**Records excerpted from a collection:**
* Begin *
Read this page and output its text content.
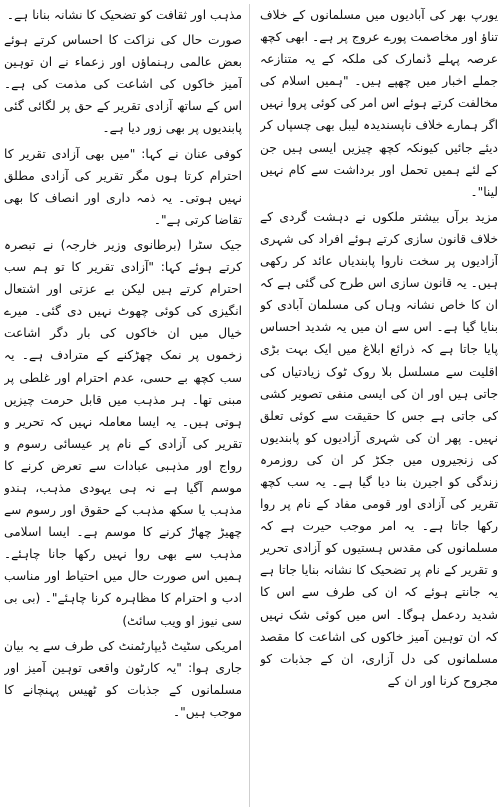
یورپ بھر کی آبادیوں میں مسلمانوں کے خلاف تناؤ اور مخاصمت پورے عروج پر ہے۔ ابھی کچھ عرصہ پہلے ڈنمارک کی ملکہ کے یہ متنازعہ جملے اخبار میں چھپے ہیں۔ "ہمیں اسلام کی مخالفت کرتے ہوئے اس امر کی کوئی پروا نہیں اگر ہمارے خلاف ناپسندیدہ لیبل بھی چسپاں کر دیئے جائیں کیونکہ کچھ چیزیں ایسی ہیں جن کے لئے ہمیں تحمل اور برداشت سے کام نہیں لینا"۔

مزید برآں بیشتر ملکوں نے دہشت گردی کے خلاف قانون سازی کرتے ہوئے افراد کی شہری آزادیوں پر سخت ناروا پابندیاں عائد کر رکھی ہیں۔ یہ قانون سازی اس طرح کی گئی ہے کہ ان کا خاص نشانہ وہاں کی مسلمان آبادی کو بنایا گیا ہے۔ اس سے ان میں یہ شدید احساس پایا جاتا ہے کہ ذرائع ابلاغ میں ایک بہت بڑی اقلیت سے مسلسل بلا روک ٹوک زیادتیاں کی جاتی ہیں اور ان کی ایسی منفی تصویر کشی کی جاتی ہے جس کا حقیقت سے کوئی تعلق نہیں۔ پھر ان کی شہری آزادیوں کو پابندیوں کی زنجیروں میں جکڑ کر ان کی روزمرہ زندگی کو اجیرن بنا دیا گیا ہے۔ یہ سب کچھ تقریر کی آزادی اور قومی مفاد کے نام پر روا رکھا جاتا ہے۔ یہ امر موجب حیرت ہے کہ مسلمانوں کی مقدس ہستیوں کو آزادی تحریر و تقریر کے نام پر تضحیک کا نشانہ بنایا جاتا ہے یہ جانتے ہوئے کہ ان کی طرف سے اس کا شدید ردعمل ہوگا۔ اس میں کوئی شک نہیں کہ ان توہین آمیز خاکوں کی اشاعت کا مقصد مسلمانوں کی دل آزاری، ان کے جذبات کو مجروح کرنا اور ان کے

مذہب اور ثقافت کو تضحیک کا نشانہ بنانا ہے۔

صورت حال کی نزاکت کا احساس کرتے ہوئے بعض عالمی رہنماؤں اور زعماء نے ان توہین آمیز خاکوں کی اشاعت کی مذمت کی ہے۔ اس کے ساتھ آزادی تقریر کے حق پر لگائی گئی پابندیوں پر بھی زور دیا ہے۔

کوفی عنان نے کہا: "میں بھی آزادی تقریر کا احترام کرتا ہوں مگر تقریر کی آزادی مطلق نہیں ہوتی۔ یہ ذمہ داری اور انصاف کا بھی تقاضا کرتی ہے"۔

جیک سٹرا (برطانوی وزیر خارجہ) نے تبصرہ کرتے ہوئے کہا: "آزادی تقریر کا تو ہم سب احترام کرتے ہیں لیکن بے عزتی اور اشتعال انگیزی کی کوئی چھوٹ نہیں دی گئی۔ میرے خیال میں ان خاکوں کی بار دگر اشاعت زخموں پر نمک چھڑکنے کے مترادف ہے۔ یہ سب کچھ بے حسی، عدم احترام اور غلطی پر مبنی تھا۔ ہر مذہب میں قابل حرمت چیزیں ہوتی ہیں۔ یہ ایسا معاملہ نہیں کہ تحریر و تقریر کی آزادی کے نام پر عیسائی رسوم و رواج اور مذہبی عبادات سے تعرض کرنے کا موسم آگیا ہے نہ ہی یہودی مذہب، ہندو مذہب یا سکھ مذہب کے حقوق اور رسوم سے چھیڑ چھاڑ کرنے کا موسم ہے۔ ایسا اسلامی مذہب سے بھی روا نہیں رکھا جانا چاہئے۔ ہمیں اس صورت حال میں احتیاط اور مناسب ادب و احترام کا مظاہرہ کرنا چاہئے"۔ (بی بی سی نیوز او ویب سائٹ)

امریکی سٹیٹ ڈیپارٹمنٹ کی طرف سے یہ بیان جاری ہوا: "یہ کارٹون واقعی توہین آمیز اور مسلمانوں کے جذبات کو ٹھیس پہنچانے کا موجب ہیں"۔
* End *
* Begin *
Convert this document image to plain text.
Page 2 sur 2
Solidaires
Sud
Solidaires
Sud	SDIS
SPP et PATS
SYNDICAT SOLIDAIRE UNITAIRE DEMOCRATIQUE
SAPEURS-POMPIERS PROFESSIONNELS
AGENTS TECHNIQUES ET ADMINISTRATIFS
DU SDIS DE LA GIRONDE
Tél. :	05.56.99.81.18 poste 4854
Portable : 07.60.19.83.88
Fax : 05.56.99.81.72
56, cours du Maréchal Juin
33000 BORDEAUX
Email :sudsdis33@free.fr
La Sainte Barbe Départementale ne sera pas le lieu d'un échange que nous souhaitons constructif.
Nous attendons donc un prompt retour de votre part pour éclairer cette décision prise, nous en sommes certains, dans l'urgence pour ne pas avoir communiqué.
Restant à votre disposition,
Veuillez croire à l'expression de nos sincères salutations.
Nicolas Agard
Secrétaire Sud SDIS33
* End *
* Begin *
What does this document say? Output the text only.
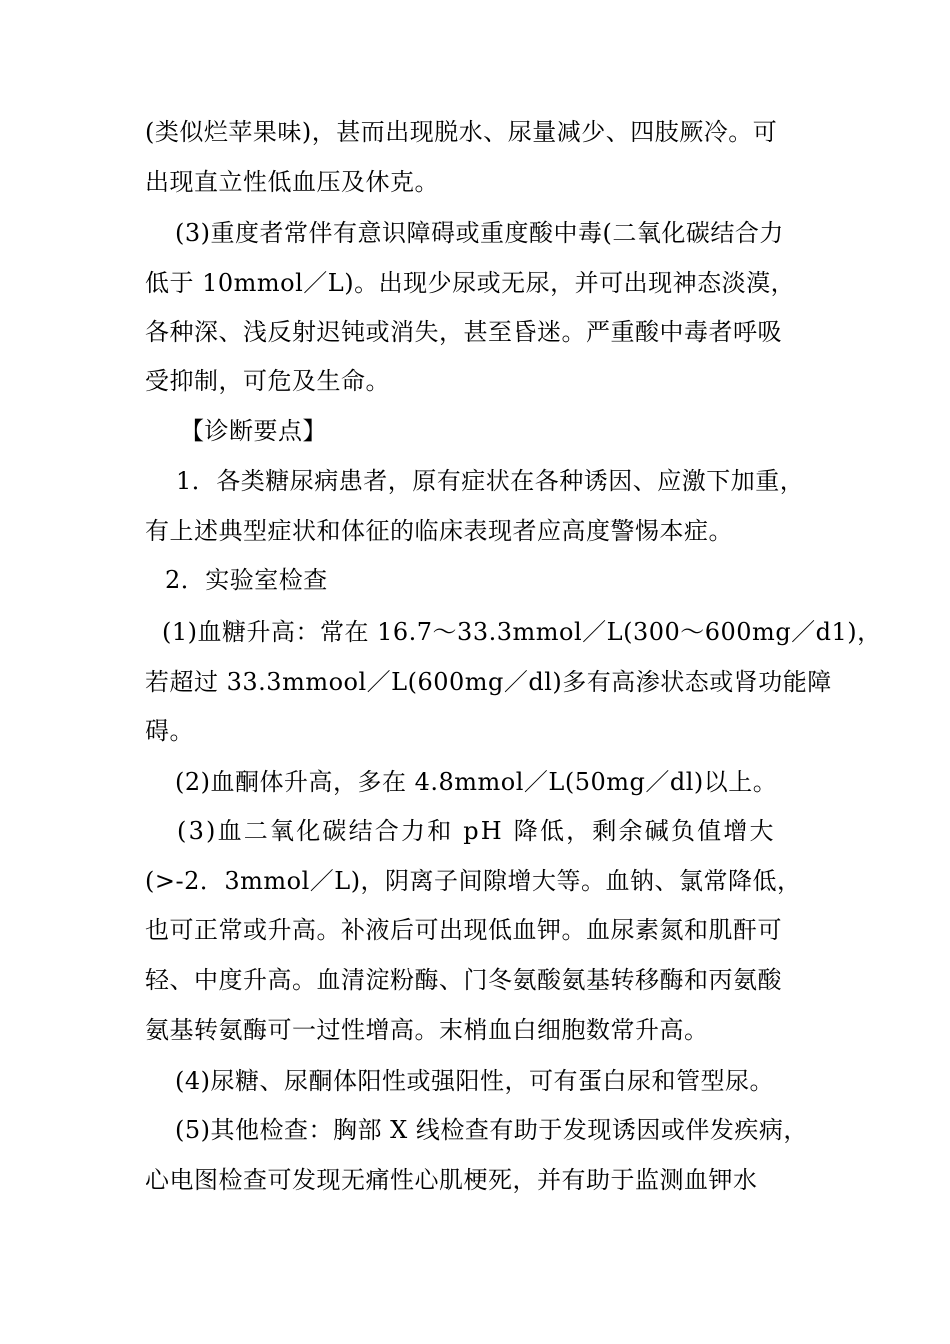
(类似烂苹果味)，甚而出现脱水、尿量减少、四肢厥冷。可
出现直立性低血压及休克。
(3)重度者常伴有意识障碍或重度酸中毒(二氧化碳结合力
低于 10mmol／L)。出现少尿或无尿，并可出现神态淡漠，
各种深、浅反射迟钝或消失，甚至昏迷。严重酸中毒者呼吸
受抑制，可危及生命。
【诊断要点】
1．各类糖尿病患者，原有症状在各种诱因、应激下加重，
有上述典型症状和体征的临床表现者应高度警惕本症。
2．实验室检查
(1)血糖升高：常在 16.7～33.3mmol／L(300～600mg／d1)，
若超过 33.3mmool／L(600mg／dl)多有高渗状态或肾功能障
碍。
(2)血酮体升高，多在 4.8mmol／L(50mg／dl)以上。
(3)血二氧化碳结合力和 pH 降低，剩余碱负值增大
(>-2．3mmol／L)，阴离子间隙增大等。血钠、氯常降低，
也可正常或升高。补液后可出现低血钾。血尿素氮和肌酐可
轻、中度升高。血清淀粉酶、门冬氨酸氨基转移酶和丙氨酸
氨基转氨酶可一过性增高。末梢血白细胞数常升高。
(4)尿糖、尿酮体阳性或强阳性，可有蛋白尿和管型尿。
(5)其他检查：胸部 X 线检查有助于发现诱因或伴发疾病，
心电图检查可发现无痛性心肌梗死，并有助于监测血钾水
* End *
**Given task:**
Locate and copy each line in the data above that includes the word "text".

**Exercise solution:**
Read this page and output its text content.
Convert this document image to plain text.
What does this document say? Output the text only.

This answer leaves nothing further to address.